The Corps disagreed, and said in its decision that the issues involving its authority over the washes didn’t merit such formal consultation with EPA. The Corps said it did "engage in informal coordination" with EPA.
A longtime mine opponent, Pima County Administrator Chuck Huckelberry, said failure to adequately consult with the nation’s top environmental agency could have led to an erroneous and less informed decision.
Huckelberry said the Corps' failure to adequately consult with EPA is a problem of due process. “Without that input the decision is less informed. It means that EPA’s perspective isn’t considered. Input from EPA might have altered the decision,” he said.
“These are complex decisions requiring consideration by multiple experts. Anytime you leave one group out of the decision-making process you potentially may make a decision in error,” Huckelberry said.
Late Friday, Corps spokeswoman Dena O’Dell said the agency is aware of the EPA letter, “and we are considering its content and appropriate response.”
Hudbay Minerals Inc., which proposes to build the open-pit copper mine in the Santa Rita Mountains southeast of Tucson, didn’t respond to a request from the Star for comment on EPA’s letter.
That letter was one of several internal federal documents the Star obtained last week that raised procedural and substantive questions about the Corps’ decision to remove Clean Water Act permitting requirements for Rosemont.

::::::

WORK INSTRUCTIONS>
1: Answer these questions from the Rosemont mine article:
(a) What position does Dena O'Dell hold?
(b) Where does Hudbay Minerals Inc. propose to build the open-pit copper mine?
(c) What did the Corps say it did engage in with EPA?
2: Pick up the Rosemont mine article after its last sentence and carry it forward.
The entries that come next are separate material and have no connection to the Rosemont mine article.

::::::

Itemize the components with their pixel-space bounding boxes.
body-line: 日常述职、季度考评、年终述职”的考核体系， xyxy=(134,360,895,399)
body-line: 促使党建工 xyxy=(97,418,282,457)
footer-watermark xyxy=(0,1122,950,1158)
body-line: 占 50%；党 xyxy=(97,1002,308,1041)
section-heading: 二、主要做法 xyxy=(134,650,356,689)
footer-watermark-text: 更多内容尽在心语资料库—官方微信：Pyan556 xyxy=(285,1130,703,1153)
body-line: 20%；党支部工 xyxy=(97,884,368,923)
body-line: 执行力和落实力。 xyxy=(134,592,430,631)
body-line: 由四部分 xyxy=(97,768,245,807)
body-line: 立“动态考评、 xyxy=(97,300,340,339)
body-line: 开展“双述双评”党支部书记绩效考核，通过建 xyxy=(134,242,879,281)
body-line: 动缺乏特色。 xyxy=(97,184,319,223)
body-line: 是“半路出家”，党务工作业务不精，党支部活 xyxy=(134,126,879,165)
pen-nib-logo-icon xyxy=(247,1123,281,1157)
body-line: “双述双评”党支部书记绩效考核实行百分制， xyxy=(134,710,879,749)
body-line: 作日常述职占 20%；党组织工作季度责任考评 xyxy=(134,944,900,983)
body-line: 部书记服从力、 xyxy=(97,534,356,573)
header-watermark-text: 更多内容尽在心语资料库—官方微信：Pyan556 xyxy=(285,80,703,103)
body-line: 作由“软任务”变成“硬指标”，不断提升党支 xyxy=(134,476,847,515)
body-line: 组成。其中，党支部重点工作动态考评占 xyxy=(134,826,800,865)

::::::

ANSWERS FOR THIS EXERCISE>
1:
(a) She is a Corps spokeswoman.
(b) In the Santa Rita Mountains southeast of Tucson.
(c) Informal coordination.

2:
Most of the washes don’t have year-round water
The proposed mine still faces extensive oversight under a separate approval it received from the U.S. Forest Service. That approval was overturned by a federal judge, in a decision now under appeal by Hudbay and the U.S. government to the 9th Circuit Court of Appeals.
In its latest Rosemont decision, the Corps concluded the mine no longer needs a Clean Water Act permit because most washes traversing and leaving the mine site are ephemeral, meaning they carry water only after storms.
Development along such washes is no longer regulated under the Clean Water Act due to changes in federal regulations made in the final year of the Trump administration, which removed federal authority over them. Until then, the Corps’ and EPA’s rules had regulated and protected ephemeral washes in many cases.
The Corps’ recent decision did identify three washes on the mine site that run intermittently or perennially, which under the new rules can still be regulated. But the Corps concluded that those washes don’t merit protection because they don’t contribute water flows in a typical year to a navigable stream — in this case, the Santa Cruz River, about 56 miles downstream of the Rosemont site.
Field observations conducted by a Hudbay Minerals consultant during the monsoon season, the wettest time of the year, show that these streams’ wetted areas last no more than about 50 to 350 feet downstream of the "source," said the Corps’ decision, written by Mike Langley, a senior project officer in Phoenix. Langley didn't elaborate on what that source is.
"This indicates the downstream flows are only locally relevant within a very small portion of the watershed and would have no meaningful connection" to the Santa Cruz, Langley wrote.
Different stance taken months earlier
But a document obtained by the Star shows that Langley had taken a different stance barely three months earlier in an email to an EPA official.
Langley wrote to EPA’s Rob Leidy on Dec. 12, 2020 that “if my recommendations hold,” he expected the Corps would exercise jurisdiction over part of a major wash on the mine site, Barrel Canyon, and two or three “wet stream segments.” He didn’t elaborate.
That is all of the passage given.